TASK TO COMPLETE:
Pick out every line in the data below that holds "Fund".

Entries from a dataset:
◆ ◆ ◆

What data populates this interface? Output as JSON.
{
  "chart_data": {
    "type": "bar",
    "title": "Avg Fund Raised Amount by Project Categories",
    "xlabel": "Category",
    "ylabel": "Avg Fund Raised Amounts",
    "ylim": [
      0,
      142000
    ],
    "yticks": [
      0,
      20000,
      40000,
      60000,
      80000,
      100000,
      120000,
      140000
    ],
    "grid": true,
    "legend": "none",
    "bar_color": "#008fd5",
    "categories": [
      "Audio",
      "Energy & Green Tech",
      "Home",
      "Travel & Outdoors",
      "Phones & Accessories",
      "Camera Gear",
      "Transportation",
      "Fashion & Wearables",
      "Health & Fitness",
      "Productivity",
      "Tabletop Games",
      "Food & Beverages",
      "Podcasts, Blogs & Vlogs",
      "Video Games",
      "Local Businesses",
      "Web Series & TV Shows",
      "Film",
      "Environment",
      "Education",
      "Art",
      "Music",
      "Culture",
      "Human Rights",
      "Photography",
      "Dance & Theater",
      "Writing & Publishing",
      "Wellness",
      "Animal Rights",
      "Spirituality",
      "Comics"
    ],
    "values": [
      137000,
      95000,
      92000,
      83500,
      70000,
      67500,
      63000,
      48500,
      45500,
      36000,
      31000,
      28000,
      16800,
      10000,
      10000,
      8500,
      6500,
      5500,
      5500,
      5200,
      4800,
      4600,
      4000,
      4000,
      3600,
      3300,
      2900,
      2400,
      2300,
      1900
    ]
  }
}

◆ ◆ ◆

RESPONSE TO THE EXERCISE:
    "title": "Avg Fund Raised Amount by Project Categories",
    "ylabel": "Avg Fund Raised Amounts",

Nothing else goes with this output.